_Problem description_: Return every entry exactly.

****************

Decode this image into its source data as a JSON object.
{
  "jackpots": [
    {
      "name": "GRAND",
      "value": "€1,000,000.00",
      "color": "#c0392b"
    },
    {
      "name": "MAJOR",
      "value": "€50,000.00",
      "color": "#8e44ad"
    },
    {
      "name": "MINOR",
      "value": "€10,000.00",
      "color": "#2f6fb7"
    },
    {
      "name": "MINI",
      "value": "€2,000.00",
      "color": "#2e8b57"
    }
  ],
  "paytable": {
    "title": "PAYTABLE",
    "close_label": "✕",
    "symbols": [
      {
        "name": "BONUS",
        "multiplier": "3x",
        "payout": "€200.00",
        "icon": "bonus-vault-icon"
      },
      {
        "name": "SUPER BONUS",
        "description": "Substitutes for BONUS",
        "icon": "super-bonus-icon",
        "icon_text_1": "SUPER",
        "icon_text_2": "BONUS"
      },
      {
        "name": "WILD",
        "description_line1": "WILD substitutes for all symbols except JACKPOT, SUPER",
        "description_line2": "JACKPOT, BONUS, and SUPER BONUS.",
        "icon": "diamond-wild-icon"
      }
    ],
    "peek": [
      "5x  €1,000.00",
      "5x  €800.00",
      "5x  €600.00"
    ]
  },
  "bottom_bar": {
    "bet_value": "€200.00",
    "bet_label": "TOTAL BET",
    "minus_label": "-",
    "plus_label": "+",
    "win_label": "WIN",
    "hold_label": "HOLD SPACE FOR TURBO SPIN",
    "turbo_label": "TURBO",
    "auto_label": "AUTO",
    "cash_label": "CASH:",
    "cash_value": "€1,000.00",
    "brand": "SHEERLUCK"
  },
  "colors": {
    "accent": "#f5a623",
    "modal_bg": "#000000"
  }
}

****************

_Full solution_:
Decode this image into its source data as a JSON object.
{
  "jackpots": [
    {
      "name": "GRAND",
      "value": "€1,000,000.00",
      "color": "#c0392b"
    },
    {
      "name": "MAJOR",
      "value": "€50,000.00",
      "color": "#8e44ad"
    },
    {
      "name": "MINOR",
      "value": "€10,000.00",
      "color": "#2f6fb7"
    },
    {
      "name": "MINI",
      "value": "€2,000.00",
      "color": "#2e8b57"
    }
  ],
  "paytable": {
    "title": "PAYTABLE",
    "close_label": "✕",
    "symbols": [
      {
        "name": "BONUS",
        "multiplier": "3x",
        "payout": "€200.00",
        "icon": "bonus-vault-icon"
      },
      {
        "name": "SUPER BONUS",
        "description": "Substitutes for BONUS",
        "icon": "super-bonus-icon",
        "icon_text_1": "SUPER",
        "icon_text_2": "BONUS"
      },
      {
        "name": "WILD",
        "description_line1": "WILD substitutes for all symbols except JACKPOT, SUPER",
        "description_line2": "JACKPOT, BONUS, and SUPER BONUS.",
        "icon": "diamond-wild-icon"
      }
    ],
    "peek": [
      "5x  €1,000.00",
      "5x  €800.00",
      "5x  €600.00"
    ]
  },
  "bottom_bar": {
    "bet_value": "€200.00",
    "bet_label": "TOTAL BET",
    "minus_label": "-",
    "plus_label": "+",
    "win_label": "WIN",
    "hold_label": "HOLD SPACE FOR TURBO SPIN",
    "turbo_label": "TURBO",
    "auto_label": "AUTO",
    "cash_label": "CASH:",
    "cash_value": "€1,000.00",
    "brand": "SHEERLUCK"
  },
  "colors": {
    "accent": "#f5a623",
    "modal_bg": "#000000"
  }
}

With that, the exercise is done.